++++ ТЕКСТ ДЛЯ ЧТЕНИЯ
Последняя книга, или Треугольник Воланда. С отступлениями, сокращениями и дополнениями - Яновская Лидия
(8 августа 1939 года Е. С. запишет в своем дневнике советы Немировича-Данченко драматургу: «— Самая сильная картина — демонстрация. Только вот рота… (тут следует длинный разговор, что делать с ротой).
Миша:
— А рота совсем не должна быть на сцене.
Мимическая сцена».)
И снова камерные декорации: комната в доме батумского рабочего; здесь и арестовывают Сталина… И снова залитый еще более ясным дневным светом кабинет — с видом на взморье и дверью, распахнутой в сад, — на этот раз кабинет Николая II в Петергофе…
(Булгаковеды обожают говорить о том, что Булгаков был монархистом — с младых ногтей и до последних дней жизни. Например, см. у М. О. Чудаковой: «Монархизм останется значимым фоном его творчества до конца. Булгаков был настоящий монархист» [504]. Но когда видишь, с какой беспощадной насмешкой изображен император в пьесе «Батум», это утверждение вызывает большие сомнения.)
В дальнейшем я не раз перечитывала пьесу — в уже опубликованном виде. Первое впечатление не уходило, но раскрывались новые вещи. Оказалось, что Булгаков применил прием, уже опробованный им в «Мастере и Маргарите»: когда изобразил Пилата молодым, еще не отравленным властью, непосредственным и бесстрашным.
++++++++
▶ [ОПИСАНИЕ ЗАДАНИЯ]: Подхватите текст о пьесе Булгакова «Батум» и продолжите его сразу после последнего приведенного предложения.
++++ ИСХОДНЫЕ ДАННЫЕ
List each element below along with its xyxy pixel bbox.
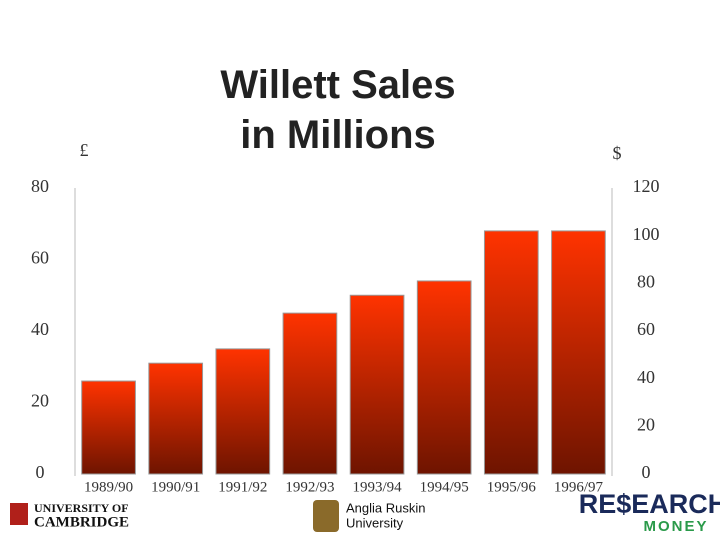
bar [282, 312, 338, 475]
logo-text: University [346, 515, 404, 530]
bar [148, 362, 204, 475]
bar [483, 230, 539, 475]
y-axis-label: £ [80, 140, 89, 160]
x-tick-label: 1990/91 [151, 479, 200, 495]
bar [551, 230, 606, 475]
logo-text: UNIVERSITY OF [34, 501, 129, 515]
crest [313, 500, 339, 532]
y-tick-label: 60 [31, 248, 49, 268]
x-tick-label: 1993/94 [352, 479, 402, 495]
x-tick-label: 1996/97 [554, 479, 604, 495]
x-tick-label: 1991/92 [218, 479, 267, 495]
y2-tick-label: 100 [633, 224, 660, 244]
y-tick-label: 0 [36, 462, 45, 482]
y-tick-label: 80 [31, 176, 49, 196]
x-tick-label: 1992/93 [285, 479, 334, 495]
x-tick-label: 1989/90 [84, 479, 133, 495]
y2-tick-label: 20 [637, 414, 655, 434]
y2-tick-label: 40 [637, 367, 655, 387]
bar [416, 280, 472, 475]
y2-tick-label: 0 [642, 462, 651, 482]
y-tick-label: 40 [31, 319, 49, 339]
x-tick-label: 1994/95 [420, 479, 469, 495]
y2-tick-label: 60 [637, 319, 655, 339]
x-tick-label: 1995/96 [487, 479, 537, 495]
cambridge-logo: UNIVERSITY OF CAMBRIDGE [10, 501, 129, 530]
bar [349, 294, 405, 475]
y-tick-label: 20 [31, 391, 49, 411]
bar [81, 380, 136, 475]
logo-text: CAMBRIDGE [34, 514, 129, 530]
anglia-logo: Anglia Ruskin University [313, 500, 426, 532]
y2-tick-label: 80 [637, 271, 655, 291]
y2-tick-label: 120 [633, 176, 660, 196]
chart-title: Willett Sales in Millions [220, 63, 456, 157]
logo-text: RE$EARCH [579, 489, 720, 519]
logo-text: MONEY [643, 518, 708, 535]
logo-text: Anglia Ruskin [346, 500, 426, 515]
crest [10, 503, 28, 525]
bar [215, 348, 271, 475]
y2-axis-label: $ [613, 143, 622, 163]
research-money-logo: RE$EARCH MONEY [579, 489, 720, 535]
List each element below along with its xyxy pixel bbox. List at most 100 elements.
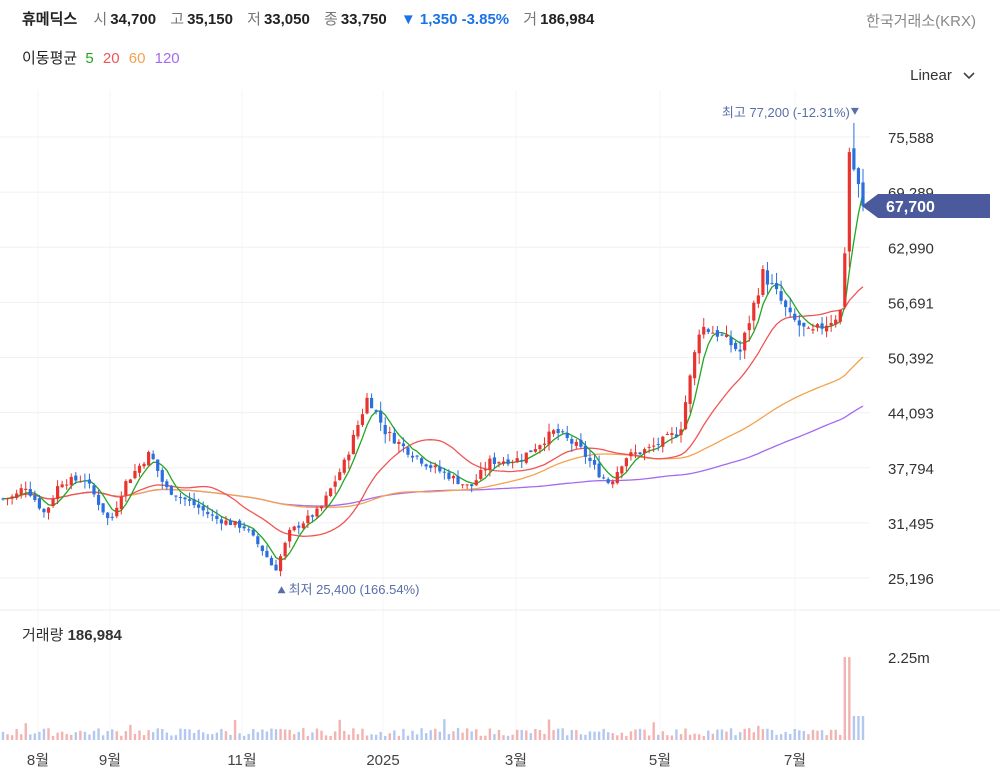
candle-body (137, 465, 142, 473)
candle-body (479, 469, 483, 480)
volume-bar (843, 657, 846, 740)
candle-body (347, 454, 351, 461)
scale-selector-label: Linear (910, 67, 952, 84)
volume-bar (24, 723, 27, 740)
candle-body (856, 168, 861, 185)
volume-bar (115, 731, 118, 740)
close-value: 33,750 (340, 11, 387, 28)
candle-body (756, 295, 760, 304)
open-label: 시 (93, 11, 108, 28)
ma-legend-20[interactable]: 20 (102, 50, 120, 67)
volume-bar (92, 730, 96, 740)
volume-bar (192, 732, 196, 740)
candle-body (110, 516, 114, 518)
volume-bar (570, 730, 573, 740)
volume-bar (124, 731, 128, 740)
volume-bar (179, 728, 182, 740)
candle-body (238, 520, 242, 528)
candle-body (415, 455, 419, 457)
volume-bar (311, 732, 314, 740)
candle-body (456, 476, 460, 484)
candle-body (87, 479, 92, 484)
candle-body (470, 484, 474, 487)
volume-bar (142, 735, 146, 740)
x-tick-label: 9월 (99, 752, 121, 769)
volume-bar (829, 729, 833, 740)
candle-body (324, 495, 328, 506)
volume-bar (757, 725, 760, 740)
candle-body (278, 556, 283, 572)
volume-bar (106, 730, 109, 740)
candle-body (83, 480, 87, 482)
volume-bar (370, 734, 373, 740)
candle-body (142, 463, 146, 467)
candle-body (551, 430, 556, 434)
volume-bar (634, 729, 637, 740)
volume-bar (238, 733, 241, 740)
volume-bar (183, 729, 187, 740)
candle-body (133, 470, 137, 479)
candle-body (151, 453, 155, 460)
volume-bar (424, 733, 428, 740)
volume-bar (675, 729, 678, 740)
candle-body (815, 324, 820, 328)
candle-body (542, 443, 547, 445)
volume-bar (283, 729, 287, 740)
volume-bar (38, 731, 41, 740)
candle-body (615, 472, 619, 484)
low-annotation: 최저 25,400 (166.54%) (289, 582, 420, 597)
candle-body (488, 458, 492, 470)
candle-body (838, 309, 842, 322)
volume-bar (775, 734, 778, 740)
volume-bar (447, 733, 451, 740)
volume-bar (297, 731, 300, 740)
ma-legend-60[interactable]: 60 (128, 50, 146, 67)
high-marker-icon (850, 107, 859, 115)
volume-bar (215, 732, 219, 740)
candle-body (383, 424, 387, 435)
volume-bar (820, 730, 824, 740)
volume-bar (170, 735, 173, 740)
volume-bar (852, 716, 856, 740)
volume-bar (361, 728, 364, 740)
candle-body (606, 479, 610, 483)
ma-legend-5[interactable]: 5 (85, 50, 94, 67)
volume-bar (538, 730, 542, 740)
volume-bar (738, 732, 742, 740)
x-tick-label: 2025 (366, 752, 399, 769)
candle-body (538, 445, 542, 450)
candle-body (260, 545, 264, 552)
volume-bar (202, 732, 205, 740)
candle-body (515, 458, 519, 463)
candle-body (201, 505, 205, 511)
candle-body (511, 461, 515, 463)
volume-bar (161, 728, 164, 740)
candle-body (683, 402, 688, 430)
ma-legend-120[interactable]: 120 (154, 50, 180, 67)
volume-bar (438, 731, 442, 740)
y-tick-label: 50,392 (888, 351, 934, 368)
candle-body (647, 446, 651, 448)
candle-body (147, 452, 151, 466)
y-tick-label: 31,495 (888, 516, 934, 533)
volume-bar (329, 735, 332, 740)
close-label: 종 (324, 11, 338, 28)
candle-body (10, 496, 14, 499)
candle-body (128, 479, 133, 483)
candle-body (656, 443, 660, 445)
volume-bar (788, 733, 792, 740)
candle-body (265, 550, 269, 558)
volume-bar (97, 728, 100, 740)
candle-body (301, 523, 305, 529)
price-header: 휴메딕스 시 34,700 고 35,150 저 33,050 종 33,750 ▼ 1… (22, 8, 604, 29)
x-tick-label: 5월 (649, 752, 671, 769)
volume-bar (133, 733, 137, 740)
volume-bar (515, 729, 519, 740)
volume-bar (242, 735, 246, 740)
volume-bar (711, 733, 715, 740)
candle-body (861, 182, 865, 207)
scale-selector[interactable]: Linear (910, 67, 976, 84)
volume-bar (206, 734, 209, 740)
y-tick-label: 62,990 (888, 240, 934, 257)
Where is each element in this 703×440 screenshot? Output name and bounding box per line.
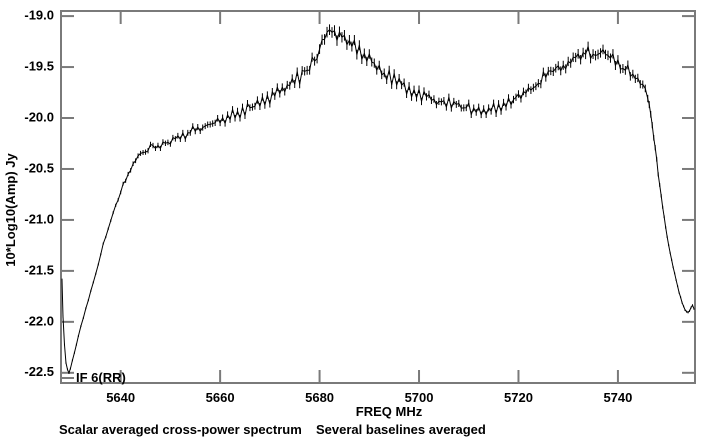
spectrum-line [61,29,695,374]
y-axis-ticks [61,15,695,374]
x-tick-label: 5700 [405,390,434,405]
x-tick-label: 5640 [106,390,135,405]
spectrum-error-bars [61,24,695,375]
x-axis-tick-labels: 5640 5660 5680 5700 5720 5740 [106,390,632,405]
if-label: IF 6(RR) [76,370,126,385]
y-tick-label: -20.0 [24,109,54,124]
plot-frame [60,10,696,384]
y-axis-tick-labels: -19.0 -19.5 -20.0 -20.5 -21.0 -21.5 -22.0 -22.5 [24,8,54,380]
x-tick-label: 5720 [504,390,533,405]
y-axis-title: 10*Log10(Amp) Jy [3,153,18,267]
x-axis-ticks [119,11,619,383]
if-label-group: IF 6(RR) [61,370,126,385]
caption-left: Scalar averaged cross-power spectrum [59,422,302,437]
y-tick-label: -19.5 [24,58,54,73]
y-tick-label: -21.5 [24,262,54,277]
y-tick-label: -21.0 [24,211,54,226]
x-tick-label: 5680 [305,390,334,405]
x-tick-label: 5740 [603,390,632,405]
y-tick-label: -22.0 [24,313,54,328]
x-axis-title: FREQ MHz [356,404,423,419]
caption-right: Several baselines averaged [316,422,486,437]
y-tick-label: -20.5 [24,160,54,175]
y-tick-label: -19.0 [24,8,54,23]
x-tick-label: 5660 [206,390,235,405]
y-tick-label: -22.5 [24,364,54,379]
++++++++
▶ [РЕШЁННАЯ ЗАДАЧА]:
На этот раз включение молодого героя (в первой картине ему 19 лет, в последующих — на несколько лет больше) не было эпизодическим — оно стало основой сюжета. Перед нами прирожденный вожак, его реплики кратки, дельны, иногда ироничны, что сразу же приподымает его над окружающими. И — что удивительно — каким-то образом сразу же видно, что он грузин. Акцент, что ли, просматривается, или его легкая походка в мягких кавказских сапогах (особенно в сцене в тюремном дворе), или грузинская гордость (когда охранники его бьют, почему-то сразу же понимаешь, что дело не в боли, а в унижении и что унижения он не простит никогда).
Почему же «Батум», который так устраивал автора, был Сталиным запрещен? А то, что именно Сталиным, сомнений не вызывает: Сталин брал пьесу для прочтения, держал у себя довольно долго, да без него решение по поводу такой пьесы никто и не посмел бы принять.
Похоже, что сам Булгаков не слишком погружался в этот вопрос. Он был смертельно ранен самим фактом: гибелью и этой пьесы. (А ведь на сцене держились только бесконечные «Дни Турбиных» да еще инсценировка «Мертвых душ».) Драматург был смертельно ранен тем, что Сталин предал его (как некогда Людовик предал Мольера), что он снова отдан на растерзание братьям-литераторам и мхатовской толпе, что теперь, после этого запрещения, никакая его новая пьеса и никакая из уже принятых театрами не пойдут. А между тем Елена Сергеевна хотела знать нюансы и причины происшедшего; она ловила и фиксировала в своем Дневнике все то немногое, что до нее доходило.
Из прерванной поездки в Батум, вызванные с дороги телеграммой, Булгаковы вернулись вечером 14 августа. Зажечь электричество Булгаков не разрешил — горели свечи. Он ходил по квартире, потирая руки, говорил: «Покойником пахнет». Е. С. пробовала звонить знакомым — никто ничего вразумительного сказать не мог.
Только 16-го, «в третьем часу дня» (помечает она в своем Дневнике), приехали режиссер Сахновский (предполагавшийся постановщик «Батума») и завлит МХАТа Виленкин. Но не 16-го, а только 17-го Е. С. делает запись об их визите и их рассказе.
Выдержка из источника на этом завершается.